- Life Style
This is the first part of an exclusive interview with Dr Ray Bush, Professor of African Studies and Development Politics at the University of Leeds, in which he discusses the history of rural Egypt between 1987 and today, a period during which agriculture was adversely affected by economic reforms and liberalization. His deep knowledge of agricultural problems in Egypt enables him to grasp the complex political landscape of rural areas. In the second part of the interview, to be published next week, Bush will give a detailed account of the present state of Egyptian agriculture, and discuss possible solutions to relieve the plight of farmers.
In rural parts of the country, the majority of farmers and workers maintain a very meager existence – with poverty, poor living conditions, physical violence and land theft being among the many unfortunate, albeit prevalent, aspects of their reality.
In hopes of uncovering and determining the past, present and possible future of rural life, Dr. Ray Bush has given Al Masry Al Youm an exclusive interview on the subject. His latest book, titled “Poverty and Neoliberalism in the Global South”, gives a detailed account of the causes of global hunger and poverty, despite the fact that we now have the food and resources to prevent it.
Al-Masry Al-Youm: Could you give me a rundown of Egypt’s recent agricultural history leading up to the revolution?

## GIVEN RECORDS:

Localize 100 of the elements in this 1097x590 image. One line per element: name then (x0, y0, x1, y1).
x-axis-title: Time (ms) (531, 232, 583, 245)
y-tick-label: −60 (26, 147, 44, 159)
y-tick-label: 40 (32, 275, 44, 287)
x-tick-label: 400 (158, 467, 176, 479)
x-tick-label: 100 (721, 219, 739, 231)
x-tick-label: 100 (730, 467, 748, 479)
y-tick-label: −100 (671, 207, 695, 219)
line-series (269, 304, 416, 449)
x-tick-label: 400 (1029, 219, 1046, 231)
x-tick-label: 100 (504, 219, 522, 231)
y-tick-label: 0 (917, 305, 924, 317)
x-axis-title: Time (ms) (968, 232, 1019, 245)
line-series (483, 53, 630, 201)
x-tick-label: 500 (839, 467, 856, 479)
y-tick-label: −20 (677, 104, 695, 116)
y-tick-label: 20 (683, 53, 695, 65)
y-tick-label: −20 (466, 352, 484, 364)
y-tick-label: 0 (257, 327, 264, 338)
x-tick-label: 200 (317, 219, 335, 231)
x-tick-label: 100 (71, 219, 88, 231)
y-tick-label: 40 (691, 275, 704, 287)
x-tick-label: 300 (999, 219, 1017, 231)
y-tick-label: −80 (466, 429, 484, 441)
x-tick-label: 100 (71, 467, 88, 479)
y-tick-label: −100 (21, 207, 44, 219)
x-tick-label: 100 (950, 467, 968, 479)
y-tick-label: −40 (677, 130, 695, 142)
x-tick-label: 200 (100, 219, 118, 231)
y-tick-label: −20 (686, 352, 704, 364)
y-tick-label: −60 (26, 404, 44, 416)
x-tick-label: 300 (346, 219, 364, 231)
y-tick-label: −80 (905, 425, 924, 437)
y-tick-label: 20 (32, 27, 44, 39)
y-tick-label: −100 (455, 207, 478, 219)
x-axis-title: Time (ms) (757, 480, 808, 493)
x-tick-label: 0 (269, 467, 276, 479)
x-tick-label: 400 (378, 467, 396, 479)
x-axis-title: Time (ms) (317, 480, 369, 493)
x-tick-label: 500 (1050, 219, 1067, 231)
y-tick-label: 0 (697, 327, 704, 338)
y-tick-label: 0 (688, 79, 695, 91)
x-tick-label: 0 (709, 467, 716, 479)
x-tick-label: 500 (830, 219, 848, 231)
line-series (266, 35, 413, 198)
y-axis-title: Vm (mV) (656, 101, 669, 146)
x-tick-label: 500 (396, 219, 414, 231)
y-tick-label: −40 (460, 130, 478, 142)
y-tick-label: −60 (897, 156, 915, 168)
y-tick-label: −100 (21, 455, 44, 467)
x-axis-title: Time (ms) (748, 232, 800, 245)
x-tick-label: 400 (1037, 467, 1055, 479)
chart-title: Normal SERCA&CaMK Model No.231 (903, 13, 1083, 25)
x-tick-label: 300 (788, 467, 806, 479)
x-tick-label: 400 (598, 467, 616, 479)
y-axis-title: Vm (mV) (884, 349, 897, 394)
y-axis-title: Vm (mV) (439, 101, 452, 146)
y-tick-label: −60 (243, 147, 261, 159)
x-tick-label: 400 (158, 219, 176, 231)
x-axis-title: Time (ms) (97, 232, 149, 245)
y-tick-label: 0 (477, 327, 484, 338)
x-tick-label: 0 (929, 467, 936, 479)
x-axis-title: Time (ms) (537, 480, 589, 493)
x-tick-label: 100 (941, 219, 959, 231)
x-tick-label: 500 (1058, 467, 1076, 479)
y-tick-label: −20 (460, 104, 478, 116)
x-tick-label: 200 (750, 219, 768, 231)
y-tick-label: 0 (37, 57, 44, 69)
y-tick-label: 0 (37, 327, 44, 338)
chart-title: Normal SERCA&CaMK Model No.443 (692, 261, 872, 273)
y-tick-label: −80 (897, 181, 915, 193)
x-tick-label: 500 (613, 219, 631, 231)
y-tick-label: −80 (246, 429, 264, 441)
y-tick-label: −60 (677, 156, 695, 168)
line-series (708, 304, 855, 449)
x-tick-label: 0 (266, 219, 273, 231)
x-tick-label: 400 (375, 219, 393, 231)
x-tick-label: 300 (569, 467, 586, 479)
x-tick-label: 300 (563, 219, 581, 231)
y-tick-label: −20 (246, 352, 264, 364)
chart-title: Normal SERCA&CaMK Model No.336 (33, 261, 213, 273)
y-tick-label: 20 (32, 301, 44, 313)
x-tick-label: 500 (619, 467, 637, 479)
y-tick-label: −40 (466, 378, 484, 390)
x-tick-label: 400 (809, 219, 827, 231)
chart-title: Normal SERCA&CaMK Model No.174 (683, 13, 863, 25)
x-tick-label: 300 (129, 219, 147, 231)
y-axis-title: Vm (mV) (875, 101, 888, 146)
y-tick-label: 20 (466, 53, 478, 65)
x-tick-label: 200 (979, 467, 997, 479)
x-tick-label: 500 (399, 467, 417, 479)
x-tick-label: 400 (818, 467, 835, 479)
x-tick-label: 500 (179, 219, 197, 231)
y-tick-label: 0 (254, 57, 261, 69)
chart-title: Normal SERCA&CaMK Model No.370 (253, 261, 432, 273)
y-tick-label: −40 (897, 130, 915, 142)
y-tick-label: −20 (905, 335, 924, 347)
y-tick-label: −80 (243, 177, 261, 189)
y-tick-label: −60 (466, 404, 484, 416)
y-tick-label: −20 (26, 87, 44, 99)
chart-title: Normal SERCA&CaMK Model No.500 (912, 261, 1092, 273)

## THINGS TO DO:
1. According to the text on rural Egypt, what is the title of Dr. Ray Bush's latest book?
2. Continue the text on rural Egypt, starting right after its last sentence.

## TASK RESPONSES:
1. "Poverty and Neoliberalism in the Global South"

2.
Ray Bush: Well, I think it’s important to take into account what the implications have been during the period since 1987, when economic reform and liberalization were first presented within agriculture. Youssef Wali, the erstwhile minister of agriculture, much more aggressively put in place the structures that began to emerge with Sadat and the policies of denassiration – the removal of Nasser regime policies – which effectively meant: “How can land in the countryside be given back to the erstwhile landowners?” And that, of course, culminated in law 96 of 1992.
Al-Masry: Could you elaborate a little on law 96 of 1992?
Bush: The law of 96 in 1992 effectively ended all rights in perpetuity for tenants, which Nasser had granted. So farmers were immediately pushed into a terrible limbo, unable to know whether or not they should invest in the land they had been farming on for a generation, a decade or more.
Al-Masry: And what did that mean?
Bush: Well, it means a real onslaught against farmer interests was established. The state didn’t even know the exact number of tenants there were in the countryside. There was a whole complexity to the countryside, which the tenancy law failed to grasp or understand, but still it went ahead because the parliament was a land-owning one driven by a minister who wanted to shift the balance of power in the countryside, and in doing so, promoted accumulation by dispossession.
Al-Masry: Could you elaborate on what accumulation by dispossession is?
Bush: Accumulation by dispossession is a term used to analyze two key processes of contemporary capitalism. The first is the way in which powerful northern states subordinate the Global South by extracting resources, the value added of which accrues in the North and not in the South. The second process is the way in which the development of rural capitalism is very uneven. By this I mean that the relatively short historical process of separating producers from the land in Europe, for example, with the development of industrial society, is in the Global South a much more persistent and recurrent feature of everyday life. The origins of land acquisition, and henceforth class distinctions, leads to the pivotal role of land dispossession. And in Egypt, it reflects the transformation of the countryside, as large-scale dispossession took place in the development of capitalist agriculture.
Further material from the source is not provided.